Aim >> Using the records provided below, locate and copy each line that contains the word "this".

--------------------------------------------------

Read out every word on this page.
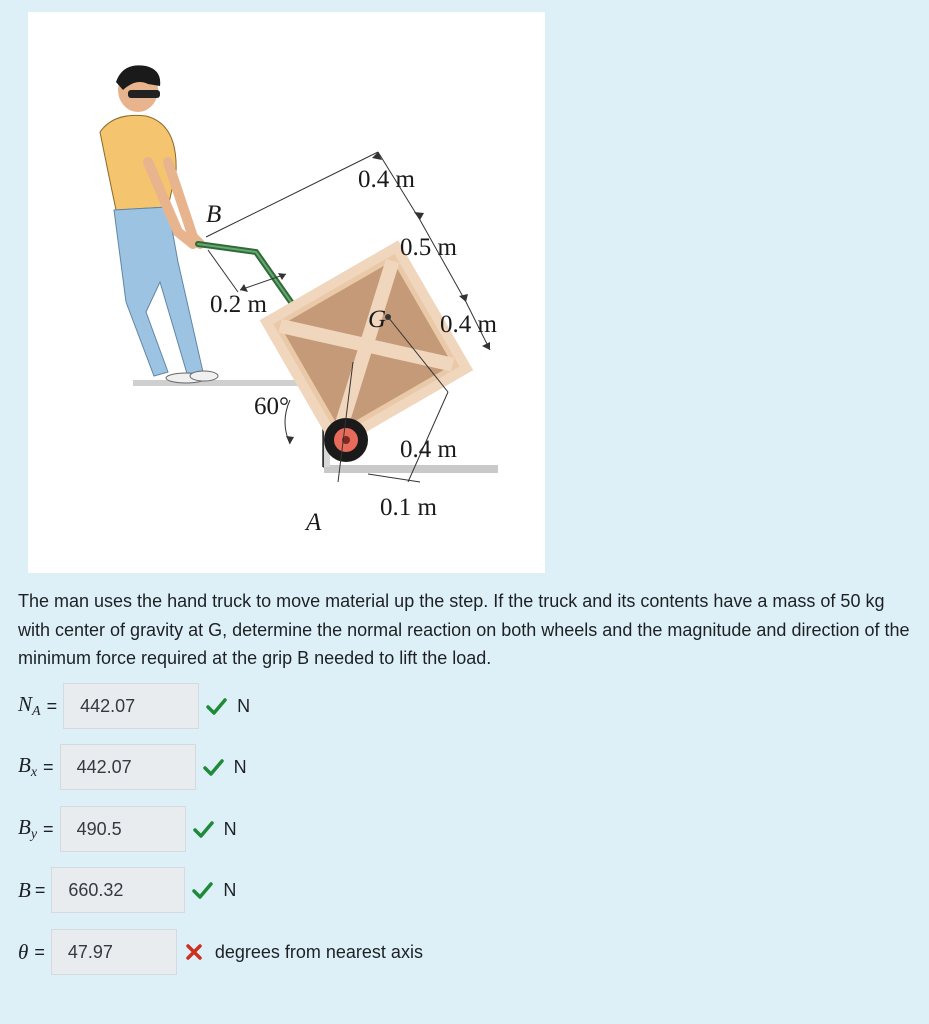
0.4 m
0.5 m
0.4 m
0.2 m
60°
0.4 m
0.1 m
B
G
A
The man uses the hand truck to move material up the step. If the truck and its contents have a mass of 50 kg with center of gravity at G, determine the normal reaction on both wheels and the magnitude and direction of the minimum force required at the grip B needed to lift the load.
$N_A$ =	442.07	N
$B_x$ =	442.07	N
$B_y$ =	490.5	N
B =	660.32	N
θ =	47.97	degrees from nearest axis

--------------------------------------------------

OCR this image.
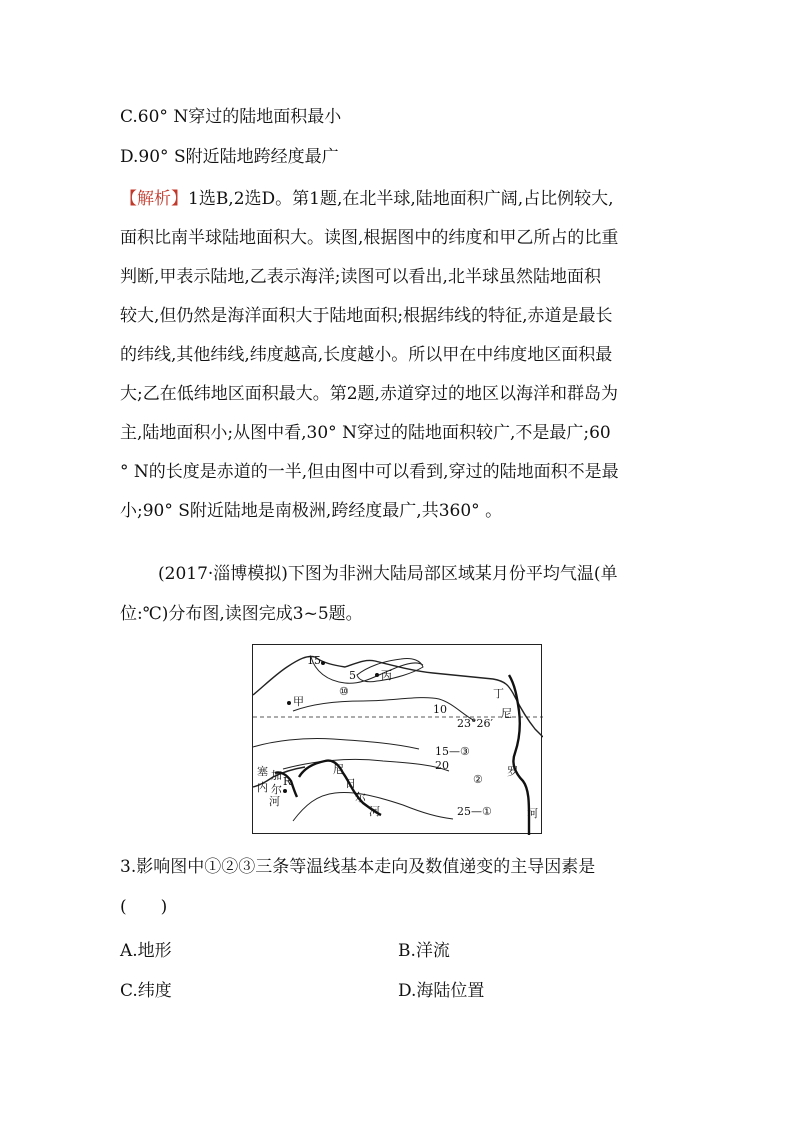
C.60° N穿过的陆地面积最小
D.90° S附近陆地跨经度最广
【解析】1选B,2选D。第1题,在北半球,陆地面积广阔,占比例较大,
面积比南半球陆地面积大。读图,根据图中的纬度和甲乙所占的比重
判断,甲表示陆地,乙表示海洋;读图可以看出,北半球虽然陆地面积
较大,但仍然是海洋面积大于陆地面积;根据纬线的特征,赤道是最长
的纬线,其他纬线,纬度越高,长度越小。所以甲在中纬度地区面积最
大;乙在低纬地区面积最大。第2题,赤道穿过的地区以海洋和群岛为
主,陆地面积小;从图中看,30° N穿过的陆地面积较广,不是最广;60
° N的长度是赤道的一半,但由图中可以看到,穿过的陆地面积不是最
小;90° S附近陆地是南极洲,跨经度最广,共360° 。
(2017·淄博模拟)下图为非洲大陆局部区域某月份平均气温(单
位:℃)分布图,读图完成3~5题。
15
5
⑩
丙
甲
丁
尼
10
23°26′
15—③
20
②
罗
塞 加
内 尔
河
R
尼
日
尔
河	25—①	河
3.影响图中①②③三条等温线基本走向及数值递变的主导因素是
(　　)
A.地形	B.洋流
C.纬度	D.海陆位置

--------------------------------------------------

Written response >>
Read out every word on this page.
OCR this image.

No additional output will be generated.